Required work: Show every line below where "verzichten" appears.

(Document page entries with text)

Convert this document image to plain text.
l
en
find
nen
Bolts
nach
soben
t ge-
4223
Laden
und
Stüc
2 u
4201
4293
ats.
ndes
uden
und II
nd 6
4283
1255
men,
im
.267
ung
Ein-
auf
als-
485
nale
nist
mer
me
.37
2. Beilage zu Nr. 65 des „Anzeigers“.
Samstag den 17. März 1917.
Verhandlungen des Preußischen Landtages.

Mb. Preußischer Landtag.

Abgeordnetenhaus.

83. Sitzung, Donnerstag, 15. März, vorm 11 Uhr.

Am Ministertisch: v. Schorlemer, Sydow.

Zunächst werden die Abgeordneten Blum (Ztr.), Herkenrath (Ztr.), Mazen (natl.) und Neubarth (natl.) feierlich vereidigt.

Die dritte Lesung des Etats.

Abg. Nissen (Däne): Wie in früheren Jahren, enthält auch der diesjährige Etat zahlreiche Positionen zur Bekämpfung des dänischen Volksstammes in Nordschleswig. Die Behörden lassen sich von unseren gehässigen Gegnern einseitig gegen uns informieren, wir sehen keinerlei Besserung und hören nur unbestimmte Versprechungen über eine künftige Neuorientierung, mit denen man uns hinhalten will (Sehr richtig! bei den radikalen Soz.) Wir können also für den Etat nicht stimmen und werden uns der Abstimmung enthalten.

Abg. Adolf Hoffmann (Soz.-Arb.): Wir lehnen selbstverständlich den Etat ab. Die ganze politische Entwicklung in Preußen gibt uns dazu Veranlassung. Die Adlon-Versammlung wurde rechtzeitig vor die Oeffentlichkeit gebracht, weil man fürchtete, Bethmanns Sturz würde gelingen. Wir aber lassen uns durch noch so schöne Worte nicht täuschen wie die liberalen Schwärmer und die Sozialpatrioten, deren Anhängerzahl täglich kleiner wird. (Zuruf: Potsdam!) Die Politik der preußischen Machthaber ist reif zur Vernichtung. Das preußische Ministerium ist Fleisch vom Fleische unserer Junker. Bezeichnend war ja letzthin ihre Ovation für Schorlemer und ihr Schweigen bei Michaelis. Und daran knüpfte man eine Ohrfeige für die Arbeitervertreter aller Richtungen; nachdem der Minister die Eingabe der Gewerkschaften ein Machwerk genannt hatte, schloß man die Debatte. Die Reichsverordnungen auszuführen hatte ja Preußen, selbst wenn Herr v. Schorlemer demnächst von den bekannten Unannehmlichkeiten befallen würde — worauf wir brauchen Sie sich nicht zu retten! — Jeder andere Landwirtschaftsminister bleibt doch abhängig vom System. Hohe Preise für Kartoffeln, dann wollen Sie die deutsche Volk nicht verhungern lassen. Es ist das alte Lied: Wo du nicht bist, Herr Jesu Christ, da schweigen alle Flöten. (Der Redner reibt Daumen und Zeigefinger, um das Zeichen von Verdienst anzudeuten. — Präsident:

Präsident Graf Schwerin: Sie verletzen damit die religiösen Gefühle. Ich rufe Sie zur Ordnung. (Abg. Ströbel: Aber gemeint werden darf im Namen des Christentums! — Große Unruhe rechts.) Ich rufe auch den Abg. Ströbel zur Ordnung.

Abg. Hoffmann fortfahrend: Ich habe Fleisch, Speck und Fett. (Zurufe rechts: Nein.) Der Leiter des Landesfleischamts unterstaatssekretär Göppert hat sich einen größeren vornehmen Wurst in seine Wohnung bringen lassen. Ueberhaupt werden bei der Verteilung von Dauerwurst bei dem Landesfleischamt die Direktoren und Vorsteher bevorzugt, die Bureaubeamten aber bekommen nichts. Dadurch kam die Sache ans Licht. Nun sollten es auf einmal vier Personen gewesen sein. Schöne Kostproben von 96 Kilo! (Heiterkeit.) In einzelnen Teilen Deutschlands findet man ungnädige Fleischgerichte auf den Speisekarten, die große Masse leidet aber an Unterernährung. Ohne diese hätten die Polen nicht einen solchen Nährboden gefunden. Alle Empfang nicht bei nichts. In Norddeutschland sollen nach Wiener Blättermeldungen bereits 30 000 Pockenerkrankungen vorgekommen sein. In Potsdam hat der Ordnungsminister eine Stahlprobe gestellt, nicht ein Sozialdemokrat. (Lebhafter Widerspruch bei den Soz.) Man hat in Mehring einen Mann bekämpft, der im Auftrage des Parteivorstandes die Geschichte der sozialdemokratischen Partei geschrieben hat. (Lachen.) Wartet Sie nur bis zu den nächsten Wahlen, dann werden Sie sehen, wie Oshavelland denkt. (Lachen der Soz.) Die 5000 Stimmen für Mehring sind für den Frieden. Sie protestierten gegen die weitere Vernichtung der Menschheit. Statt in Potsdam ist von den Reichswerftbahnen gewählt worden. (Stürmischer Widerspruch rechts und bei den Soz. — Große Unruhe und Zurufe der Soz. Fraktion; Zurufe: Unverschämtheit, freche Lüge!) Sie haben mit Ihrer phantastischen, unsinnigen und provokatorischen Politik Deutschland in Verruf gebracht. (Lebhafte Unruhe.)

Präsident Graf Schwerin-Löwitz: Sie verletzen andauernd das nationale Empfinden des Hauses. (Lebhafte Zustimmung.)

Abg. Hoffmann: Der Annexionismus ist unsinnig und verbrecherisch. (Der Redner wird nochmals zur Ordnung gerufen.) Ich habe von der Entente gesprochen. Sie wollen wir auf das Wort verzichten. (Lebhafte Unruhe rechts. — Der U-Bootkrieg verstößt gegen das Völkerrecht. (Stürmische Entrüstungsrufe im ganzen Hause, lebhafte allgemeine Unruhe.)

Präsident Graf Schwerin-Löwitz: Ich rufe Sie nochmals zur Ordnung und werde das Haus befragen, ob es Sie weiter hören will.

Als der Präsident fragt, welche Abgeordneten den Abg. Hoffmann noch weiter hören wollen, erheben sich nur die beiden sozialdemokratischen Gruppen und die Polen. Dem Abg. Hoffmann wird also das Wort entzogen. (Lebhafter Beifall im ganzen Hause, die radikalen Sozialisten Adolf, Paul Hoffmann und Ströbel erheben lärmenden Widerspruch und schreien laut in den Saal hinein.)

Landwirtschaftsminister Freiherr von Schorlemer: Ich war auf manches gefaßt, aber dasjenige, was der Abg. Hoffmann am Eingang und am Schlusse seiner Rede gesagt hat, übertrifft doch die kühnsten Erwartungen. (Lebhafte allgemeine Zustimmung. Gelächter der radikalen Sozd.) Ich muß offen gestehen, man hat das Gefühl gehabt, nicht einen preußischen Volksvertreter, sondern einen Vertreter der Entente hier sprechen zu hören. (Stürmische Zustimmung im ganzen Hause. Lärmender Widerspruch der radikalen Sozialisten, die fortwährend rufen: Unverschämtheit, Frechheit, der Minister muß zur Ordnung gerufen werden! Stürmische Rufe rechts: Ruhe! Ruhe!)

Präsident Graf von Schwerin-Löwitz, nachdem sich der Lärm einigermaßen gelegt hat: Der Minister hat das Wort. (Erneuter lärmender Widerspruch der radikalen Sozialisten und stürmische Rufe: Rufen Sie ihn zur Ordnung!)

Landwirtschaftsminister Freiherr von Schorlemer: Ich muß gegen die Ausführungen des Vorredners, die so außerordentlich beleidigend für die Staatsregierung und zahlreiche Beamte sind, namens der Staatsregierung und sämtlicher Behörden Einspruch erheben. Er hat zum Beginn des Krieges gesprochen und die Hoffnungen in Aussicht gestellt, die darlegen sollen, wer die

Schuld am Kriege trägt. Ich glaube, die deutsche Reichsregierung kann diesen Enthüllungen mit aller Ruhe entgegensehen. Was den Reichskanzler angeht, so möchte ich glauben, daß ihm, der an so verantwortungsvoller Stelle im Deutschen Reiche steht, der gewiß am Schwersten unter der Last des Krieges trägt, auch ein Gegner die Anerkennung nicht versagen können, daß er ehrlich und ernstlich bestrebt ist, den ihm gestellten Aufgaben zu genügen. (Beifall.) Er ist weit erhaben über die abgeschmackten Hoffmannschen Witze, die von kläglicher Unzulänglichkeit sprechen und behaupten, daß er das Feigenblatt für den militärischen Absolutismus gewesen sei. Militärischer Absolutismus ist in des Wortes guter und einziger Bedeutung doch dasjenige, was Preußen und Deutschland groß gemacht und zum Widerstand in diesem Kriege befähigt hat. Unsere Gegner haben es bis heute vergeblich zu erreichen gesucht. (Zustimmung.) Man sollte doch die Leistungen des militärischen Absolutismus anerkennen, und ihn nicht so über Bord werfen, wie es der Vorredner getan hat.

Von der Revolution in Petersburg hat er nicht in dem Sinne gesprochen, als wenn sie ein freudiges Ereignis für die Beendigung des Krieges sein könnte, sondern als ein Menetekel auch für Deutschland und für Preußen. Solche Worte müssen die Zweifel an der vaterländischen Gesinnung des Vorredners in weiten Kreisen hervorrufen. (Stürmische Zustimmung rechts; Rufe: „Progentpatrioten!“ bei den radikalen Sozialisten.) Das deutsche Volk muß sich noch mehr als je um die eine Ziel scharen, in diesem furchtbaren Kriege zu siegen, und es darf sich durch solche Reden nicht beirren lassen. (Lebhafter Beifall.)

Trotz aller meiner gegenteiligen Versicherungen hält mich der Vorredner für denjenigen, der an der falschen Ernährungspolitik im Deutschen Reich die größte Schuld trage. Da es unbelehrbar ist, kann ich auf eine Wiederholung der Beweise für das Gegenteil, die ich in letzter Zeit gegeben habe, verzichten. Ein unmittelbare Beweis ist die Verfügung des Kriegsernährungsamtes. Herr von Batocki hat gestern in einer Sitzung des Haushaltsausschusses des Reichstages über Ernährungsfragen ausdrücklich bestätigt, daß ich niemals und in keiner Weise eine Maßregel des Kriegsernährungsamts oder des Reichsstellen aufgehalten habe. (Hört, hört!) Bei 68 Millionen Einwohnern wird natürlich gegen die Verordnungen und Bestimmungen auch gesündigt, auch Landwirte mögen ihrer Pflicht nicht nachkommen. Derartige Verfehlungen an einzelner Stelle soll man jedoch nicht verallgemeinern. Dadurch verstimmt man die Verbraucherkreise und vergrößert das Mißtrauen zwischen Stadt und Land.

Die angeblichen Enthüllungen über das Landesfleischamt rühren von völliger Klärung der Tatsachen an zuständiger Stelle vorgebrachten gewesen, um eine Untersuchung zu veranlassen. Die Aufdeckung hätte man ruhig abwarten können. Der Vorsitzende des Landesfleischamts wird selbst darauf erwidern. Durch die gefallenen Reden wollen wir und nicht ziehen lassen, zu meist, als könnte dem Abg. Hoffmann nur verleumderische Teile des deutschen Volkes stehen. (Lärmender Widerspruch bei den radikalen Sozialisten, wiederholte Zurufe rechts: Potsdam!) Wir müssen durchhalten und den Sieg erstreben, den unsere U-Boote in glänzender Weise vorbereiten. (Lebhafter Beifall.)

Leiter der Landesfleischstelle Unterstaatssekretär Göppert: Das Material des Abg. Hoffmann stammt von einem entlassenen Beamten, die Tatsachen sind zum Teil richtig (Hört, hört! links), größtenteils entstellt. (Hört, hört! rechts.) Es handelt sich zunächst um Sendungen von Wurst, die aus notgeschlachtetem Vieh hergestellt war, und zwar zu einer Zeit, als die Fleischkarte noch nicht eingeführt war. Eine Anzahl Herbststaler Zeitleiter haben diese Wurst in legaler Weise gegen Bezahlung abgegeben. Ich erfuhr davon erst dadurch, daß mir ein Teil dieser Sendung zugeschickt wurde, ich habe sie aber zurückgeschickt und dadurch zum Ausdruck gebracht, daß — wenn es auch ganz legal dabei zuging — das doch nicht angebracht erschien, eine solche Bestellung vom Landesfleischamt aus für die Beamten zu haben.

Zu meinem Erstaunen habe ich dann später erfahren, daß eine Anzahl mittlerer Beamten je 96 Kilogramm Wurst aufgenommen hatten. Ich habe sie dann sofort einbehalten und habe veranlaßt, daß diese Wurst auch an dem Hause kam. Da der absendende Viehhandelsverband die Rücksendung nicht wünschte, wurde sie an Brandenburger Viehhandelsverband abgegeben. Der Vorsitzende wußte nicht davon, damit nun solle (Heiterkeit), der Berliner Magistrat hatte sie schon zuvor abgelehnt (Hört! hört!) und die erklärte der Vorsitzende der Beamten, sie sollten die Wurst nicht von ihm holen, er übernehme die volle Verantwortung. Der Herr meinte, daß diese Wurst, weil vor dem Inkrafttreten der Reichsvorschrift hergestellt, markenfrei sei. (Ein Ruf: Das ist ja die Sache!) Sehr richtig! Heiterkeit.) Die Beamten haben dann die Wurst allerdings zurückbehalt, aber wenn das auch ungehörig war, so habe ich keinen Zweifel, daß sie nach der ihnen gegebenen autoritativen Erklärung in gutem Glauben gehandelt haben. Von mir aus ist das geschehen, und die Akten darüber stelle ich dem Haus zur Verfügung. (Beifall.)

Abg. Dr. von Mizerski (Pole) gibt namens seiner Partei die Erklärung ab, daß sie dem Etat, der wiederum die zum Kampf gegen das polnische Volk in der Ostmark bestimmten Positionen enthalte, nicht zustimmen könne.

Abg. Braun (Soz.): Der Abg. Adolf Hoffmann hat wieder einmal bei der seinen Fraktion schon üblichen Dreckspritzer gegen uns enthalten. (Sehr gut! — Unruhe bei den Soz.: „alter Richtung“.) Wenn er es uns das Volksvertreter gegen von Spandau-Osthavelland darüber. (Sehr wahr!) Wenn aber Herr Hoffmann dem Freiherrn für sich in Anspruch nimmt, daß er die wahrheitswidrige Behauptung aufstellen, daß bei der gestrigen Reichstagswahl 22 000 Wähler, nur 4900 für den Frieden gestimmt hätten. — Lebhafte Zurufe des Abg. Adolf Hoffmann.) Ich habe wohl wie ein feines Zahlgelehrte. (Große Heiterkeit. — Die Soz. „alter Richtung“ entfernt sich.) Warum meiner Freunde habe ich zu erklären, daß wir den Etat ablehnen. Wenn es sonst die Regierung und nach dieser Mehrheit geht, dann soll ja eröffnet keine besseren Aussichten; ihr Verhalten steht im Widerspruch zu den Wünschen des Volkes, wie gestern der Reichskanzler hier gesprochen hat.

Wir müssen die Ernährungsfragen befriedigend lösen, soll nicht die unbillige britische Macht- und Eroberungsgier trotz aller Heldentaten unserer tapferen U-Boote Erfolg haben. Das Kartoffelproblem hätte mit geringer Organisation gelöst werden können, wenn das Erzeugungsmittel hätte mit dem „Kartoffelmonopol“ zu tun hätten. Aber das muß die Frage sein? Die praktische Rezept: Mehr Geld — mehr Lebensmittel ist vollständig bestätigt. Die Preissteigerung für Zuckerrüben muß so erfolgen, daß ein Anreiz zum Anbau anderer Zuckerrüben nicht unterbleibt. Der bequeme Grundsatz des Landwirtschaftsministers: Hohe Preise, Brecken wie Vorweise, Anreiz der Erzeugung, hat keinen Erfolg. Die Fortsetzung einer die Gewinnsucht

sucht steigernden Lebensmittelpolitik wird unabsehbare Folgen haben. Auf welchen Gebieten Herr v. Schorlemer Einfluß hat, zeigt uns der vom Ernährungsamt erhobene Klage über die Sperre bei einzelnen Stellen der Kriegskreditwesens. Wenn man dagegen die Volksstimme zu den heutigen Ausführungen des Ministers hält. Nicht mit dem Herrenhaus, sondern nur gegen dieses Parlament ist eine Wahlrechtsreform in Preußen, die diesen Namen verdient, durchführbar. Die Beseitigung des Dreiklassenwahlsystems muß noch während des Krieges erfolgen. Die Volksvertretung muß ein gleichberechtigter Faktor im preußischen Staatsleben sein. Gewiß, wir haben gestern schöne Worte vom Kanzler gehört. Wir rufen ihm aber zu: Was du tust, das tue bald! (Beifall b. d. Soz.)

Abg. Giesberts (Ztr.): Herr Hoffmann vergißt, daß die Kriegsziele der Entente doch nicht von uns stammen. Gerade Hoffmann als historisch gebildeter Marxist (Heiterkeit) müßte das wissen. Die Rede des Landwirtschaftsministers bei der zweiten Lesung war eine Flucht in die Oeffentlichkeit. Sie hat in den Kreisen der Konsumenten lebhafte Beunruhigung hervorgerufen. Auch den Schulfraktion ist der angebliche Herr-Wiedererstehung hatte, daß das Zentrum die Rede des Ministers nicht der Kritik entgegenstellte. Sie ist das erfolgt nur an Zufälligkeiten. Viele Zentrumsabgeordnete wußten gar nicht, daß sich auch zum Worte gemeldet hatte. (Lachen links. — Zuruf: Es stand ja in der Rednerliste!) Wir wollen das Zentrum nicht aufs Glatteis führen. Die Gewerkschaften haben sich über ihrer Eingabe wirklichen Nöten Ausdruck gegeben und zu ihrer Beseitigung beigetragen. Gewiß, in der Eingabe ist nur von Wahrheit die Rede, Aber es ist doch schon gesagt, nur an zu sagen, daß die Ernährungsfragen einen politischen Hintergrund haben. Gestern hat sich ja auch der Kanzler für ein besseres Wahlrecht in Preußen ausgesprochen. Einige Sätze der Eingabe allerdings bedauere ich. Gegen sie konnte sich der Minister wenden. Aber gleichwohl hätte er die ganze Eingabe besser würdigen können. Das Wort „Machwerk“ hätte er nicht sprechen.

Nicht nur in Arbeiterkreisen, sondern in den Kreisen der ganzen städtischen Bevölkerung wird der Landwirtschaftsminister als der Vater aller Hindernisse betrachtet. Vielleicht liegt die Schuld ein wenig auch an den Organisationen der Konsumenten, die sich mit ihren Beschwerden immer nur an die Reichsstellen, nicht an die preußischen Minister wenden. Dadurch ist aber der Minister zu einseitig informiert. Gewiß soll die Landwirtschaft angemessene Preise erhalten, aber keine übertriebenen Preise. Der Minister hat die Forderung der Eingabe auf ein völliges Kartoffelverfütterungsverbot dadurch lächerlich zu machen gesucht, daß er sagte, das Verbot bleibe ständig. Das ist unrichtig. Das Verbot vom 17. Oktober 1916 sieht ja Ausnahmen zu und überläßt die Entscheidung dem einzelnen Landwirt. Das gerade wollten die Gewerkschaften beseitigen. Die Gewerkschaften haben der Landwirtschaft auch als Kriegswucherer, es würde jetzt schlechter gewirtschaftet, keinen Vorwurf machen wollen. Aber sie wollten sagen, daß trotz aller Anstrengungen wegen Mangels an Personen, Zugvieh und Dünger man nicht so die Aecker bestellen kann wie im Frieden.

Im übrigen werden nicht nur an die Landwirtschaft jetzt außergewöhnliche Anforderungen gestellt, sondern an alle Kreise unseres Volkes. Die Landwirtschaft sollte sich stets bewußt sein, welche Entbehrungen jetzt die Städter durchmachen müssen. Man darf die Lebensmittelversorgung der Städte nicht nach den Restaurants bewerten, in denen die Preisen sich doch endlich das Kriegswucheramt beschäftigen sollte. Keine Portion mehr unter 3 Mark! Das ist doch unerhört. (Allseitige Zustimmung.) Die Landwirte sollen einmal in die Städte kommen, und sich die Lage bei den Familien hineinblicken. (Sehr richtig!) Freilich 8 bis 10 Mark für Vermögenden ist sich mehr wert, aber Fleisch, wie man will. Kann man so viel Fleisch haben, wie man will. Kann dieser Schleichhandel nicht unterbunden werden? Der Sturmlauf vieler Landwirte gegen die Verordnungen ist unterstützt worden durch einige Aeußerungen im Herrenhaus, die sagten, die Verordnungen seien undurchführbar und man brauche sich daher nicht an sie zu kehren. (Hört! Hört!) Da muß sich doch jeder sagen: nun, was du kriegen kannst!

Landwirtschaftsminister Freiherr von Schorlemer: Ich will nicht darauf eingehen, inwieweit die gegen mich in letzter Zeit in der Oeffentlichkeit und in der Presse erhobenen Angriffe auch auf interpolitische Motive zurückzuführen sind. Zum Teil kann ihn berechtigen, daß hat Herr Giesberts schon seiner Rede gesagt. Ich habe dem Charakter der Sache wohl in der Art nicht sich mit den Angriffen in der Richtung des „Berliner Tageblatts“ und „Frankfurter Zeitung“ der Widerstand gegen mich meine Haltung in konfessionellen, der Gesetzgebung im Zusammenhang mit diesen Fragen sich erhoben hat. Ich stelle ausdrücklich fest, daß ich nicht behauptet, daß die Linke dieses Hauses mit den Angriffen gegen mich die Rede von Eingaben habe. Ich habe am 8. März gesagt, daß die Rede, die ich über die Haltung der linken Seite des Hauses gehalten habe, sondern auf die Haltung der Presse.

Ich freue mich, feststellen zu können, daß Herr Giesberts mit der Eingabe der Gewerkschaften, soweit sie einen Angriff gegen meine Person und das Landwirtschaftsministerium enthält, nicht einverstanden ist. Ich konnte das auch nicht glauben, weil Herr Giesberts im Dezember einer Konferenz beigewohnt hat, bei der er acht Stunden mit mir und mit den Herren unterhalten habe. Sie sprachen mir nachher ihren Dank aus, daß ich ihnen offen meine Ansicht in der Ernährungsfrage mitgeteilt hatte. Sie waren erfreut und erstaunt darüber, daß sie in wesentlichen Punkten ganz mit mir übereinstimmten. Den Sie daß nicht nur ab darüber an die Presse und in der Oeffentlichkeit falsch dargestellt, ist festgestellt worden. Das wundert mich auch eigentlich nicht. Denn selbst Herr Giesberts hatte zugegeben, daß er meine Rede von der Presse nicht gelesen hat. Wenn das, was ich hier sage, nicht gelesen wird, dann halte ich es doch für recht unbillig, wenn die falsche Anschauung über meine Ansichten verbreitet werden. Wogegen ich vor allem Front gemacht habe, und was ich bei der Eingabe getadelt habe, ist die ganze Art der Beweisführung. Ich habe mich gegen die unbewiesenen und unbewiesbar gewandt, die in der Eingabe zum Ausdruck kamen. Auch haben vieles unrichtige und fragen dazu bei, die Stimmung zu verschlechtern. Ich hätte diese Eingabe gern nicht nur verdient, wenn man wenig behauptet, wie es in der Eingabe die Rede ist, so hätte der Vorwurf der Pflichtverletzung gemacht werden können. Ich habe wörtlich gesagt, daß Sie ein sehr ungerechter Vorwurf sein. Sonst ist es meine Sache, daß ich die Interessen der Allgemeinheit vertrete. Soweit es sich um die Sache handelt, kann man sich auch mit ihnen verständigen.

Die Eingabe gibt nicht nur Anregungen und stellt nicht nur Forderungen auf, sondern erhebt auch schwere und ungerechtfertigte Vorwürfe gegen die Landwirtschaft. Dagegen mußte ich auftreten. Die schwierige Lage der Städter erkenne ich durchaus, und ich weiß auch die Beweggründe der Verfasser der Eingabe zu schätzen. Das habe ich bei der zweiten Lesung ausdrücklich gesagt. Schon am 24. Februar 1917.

Exercise answer:
Abg. Hoffmann: Der Annexionismus ist unsinnig und verbrecherisch. (Der Redner wird nochmals zur Ordnung gerufen.) Ich habe von der Entente gesprochen. Sie wollen wir auf das Wort verzichten. (Lebhafte Unruhe rechts. — Der U-Bootkrieg verstößt gegen das Völkerrecht. (Stürmische Entrüstungsrufe im ganzen Hause, lebhafte allgemeine Unruhe.)
Trotz aller meiner gegenteiligen Versicherungen hält mich der Vorredner für denjenigen, der an der falschen Ernährungspolitik im Deutschen Reich die größte Schuld trage. Da es unbelehrbar ist, kann ich auf eine Wiederholung der Beweise für das Gegenteil, die ich in letzter Zeit gegeben habe, verzichten. Ein unmittelbare Beweis ist die Verfügung des Kriegsernährungsamtes. Herr von Batocki hat gestern in einer Sitzung des Haushaltsausschusses des Reichstages über Ernährungsfragen ausdrücklich bestätigt, daß ich niemals und in keiner Weise eine Maßregel des Kriegsernährungsamts oder des Reichsstellen aufgehalten habe. (Hört, hört!) Bei 68 Millionen Einwohnern wird natürlich gegen die Verordnungen und Bestimmungen auch gesündigt, auch Landwirte mögen ihrer Pflicht nicht nachkommen. Derartige Verfehlungen an einzelner Stelle soll man jedoch nicht verallgemeinern. Dadurch verstimmt man die Verbraucherkreise und vergrößert das Mißtrauen zwischen Stadt und Land.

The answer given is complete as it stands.